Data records
◇ ◇ ◇

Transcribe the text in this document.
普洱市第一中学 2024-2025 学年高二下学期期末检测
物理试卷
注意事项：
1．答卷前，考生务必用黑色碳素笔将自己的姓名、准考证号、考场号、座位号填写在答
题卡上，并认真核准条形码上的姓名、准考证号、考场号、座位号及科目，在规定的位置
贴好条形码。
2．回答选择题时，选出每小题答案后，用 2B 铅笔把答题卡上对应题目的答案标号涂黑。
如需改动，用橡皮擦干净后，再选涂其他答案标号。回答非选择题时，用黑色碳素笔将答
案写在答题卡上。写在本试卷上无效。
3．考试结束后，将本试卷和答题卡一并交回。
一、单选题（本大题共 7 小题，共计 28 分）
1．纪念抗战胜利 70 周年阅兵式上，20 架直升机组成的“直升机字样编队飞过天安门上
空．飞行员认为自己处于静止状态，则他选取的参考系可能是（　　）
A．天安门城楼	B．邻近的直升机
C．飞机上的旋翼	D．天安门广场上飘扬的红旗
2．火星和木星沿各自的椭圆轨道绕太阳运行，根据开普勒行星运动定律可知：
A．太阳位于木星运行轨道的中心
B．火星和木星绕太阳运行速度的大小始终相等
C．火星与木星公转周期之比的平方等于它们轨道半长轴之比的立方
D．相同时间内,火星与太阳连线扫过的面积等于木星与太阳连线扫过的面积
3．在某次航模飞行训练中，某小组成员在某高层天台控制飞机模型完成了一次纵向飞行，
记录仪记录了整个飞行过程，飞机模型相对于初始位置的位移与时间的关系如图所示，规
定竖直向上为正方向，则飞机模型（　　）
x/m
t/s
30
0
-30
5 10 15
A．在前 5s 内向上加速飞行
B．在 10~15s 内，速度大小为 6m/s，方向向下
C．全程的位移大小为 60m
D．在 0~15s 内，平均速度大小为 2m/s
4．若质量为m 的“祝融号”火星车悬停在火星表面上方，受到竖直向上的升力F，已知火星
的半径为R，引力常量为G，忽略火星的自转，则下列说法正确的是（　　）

◇ ◇ ◇

- Task details:
Reproduce all of the records exactly.

- Finished answer:
Transcribe the text in this document.
普洱市第一中学 2024-2025 学年高二下学期期末检测
物理试卷
注意事项：
1．答卷前，考生务必用黑色碳素笔将自己的姓名、准考证号、考场号、座位号填写在答
题卡上，并认真核准条形码上的姓名、准考证号、考场号、座位号及科目，在规定的位置
贴好条形码。
2．回答选择题时，选出每小题答案后，用 2B 铅笔把答题卡上对应题目的答案标号涂黑。
如需改动，用橡皮擦干净后，再选涂其他答案标号。回答非选择题时，用黑色碳素笔将答
案写在答题卡上。写在本试卷上无效。
3．考试结束后，将本试卷和答题卡一并交回。
一、单选题（本大题共 7 小题，共计 28 分）
1．纪念抗战胜利 70 周年阅兵式上，20 架直升机组成的“直升机字样编队飞过天安门上
空．飞行员认为自己处于静止状态，则他选取的参考系可能是（　　）
A．天安门城楼	B．邻近的直升机
C．飞机上的旋翼	D．天安门广场上飘扬的红旗
2．火星和木星沿各自的椭圆轨道绕太阳运行，根据开普勒行星运动定律可知：
A．太阳位于木星运行轨道的中心
B．火星和木星绕太阳运行速度的大小始终相等
C．火星与木星公转周期之比的平方等于它们轨道半长轴之比的立方
D．相同时间内,火星与太阳连线扫过的面积等于木星与太阳连线扫过的面积
3．在某次航模飞行训练中，某小组成员在某高层天台控制飞机模型完成了一次纵向飞行，
记录仪记录了整个飞行过程，飞机模型相对于初始位置的位移与时间的关系如图所示，规
定竖直向上为正方向，则飞机模型（　　）
x/m
t/s
30
0
-30
5 10 15
A．在前 5s 内向上加速飞行
B．在 10~15s 内，速度大小为 6m/s，方向向下
C．全程的位移大小为 60m
D．在 0~15s 内，平均速度大小为 2m/s
4．若质量为m 的“祝融号”火星车悬停在火星表面上方，受到竖直向上的升力F，已知火星
的半径为R，引力常量为G，忽略火星的自转，则下列说法正确的是（　　）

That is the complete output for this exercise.